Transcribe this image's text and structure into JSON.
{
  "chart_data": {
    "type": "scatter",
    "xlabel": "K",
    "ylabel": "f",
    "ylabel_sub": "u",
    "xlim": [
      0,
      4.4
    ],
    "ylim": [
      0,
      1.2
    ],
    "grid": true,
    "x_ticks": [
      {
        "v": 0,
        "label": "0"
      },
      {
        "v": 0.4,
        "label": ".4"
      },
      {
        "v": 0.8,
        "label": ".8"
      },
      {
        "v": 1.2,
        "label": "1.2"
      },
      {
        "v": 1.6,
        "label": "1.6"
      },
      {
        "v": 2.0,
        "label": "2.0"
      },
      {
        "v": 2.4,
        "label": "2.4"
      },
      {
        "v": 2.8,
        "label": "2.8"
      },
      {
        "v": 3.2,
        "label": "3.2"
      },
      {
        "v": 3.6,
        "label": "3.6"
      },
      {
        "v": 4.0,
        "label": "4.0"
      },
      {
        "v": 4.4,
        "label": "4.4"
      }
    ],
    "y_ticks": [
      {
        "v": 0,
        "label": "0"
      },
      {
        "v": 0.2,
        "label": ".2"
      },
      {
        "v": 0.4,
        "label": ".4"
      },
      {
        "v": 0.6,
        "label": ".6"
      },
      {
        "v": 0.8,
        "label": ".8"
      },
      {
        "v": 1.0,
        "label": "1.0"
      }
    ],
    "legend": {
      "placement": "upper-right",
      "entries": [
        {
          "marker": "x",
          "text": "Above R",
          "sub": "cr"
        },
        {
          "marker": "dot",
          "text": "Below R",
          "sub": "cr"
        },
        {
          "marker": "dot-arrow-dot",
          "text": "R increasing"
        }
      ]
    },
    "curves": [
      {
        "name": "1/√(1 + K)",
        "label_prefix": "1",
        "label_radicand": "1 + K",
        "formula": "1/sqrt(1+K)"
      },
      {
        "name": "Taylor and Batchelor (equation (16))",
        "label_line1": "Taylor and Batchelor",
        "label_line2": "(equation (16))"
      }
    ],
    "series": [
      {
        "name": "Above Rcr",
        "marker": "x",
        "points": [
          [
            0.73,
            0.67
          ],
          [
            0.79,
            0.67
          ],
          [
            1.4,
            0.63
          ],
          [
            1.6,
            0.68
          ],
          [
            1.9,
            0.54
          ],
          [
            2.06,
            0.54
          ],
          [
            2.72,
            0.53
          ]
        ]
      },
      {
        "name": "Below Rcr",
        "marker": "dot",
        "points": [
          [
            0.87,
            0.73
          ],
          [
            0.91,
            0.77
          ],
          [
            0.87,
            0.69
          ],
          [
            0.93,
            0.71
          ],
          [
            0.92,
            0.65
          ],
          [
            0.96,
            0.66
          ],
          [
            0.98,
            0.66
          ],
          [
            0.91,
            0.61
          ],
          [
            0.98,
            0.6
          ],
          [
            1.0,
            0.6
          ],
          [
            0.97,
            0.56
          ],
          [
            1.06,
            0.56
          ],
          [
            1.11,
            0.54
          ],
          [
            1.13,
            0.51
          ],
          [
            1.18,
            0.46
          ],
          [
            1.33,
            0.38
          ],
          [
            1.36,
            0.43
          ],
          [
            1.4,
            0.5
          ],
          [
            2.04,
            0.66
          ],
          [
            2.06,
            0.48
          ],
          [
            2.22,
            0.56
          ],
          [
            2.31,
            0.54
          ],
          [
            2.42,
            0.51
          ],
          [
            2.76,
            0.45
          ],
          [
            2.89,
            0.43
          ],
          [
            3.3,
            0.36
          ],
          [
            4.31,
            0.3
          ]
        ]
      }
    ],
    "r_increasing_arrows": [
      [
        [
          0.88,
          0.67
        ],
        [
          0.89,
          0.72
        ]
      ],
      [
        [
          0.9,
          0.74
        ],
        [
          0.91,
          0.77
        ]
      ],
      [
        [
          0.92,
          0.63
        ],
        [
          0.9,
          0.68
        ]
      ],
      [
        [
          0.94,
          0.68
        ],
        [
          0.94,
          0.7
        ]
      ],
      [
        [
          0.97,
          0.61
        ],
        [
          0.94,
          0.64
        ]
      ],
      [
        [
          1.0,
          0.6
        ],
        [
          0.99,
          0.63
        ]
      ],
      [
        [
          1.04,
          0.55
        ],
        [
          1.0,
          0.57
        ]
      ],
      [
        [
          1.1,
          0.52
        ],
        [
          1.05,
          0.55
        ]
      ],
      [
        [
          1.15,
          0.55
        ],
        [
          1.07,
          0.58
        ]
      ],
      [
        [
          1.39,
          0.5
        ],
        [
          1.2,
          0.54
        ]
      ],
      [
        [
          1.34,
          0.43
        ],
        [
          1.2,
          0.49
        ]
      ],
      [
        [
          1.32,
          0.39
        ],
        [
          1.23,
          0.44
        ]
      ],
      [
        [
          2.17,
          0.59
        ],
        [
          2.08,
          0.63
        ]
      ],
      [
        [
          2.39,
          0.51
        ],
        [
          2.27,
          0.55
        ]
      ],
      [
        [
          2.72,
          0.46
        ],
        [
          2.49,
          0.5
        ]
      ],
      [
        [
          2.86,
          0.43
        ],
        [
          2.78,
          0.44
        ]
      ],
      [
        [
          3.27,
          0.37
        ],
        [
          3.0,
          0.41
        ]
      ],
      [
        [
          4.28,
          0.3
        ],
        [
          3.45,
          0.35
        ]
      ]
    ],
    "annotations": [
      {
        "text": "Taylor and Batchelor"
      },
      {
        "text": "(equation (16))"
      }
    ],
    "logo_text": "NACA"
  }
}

========

**Your task:** Copy out every line of the data that includes "name".

**Response to the task:**
        "name": "1/√(1 + K)",
        "name": "Taylor and Batchelor (equation (16))",
        "name": "Above Rcr",
        "name": "Below Rcr",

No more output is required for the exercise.